§ STUDY QUESTIONS:
- a) From the SETI@home post below, copy the passage starting with "Regular readers, the" and going on through "Linux is limited.".
- b) According to the SETI@home post below, during which months does the writer run the computers?
- c) Continue the SETI@home post below from its last sentence.

§ EXCERPT TO READ:
=== Begin Enclosure ===

SETI@home – Oct/Nov/Dec 2018

Regular readers, the ones that have been around for a year or more, may recall that I am a SETI@home participant; I’ve not posted about this for a while and that’s because I only run my computers during the winter months, November through March. Therefore I un-mothballed my computers at the end of October and have been ‘crunching’ again since then.

In addition to just “switching things back on” I’ve been working on upgrading some rigs to Ubuntu Linux, particularly version 18.04 since that was released since my last period of SETI participation when a couple of my computers were on 16.04.

This has not gone all together smoothly since my experience with Linux is limited.

=== End Enclosure ===

§ DATA LISTING:
=== Begin Enclosure ===

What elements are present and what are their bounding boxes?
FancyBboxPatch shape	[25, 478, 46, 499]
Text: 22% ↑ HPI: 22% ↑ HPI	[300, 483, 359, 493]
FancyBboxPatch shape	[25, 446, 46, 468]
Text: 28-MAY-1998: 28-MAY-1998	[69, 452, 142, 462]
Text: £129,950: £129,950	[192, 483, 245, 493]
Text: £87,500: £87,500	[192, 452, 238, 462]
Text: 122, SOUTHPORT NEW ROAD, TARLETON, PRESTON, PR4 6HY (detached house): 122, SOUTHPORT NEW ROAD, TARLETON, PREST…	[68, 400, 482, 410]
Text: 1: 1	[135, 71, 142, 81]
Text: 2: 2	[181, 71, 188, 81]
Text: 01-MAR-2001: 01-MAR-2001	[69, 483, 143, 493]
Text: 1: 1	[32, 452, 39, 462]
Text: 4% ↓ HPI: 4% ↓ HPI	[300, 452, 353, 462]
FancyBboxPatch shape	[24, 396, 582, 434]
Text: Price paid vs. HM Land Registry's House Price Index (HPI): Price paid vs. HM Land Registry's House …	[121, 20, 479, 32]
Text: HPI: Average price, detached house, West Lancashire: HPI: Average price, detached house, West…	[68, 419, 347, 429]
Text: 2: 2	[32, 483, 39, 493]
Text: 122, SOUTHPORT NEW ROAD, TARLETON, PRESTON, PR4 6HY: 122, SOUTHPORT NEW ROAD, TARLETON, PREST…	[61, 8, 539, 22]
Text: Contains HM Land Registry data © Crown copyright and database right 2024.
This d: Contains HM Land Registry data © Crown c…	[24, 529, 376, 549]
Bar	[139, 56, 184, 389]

=== End Enclosure ===

§ PER-TASK OUTPUTS:
- a)
Regular readers, the ones that have been around for a year or more, may recall that I am a SETI@home participant; I’ve not posted about this for a while and that’s because I only run my computers during the winter months, November through March. Therefore I un-mothballed my computers at the end of October and have been ‘crunching’ again since then.

In addition to just “switching things back on” I’ve been working on upgrading some rigs to Ubuntu Linux, particularly version 18.04 since that was released since my last period of SETI participation when a couple of my computers were on 16.04.

This has not gone all together smoothly since my experience with Linux is limited.

- b) During the winter months, November through March.

- c)
First of all I couldn’t get the Rufus tool to create the bootable USB drive to work as I had done in the past. Luckily I came across Etcher from Balena which worked. The installation of Ubuntu went well but then I had to get to grips with the few changes since 16.04 which are noticable to me, such as the lack of Ubuntu button at the top left (instead the ‘Windows key’ opens up the new Search button at the bottom left and this insists on doing a song and dance across my screen, and they’ve decided to move the minimise, restore/maximise, close buttons over to the right to mimic Microsoft Windows instead of Apple iOS; I was slowly getting used to moving my mouse over to the left when using Linux, and then back to the right when I boot into Windows… now for the computers that are on 18.04 I find myself still looking over to the left, or in the systems still on 16.04 I get caught out and go to the right! Even if I don’t boot into Windows on my main computer for a while I go over to the left! How the windows behave is also taking some getting used to.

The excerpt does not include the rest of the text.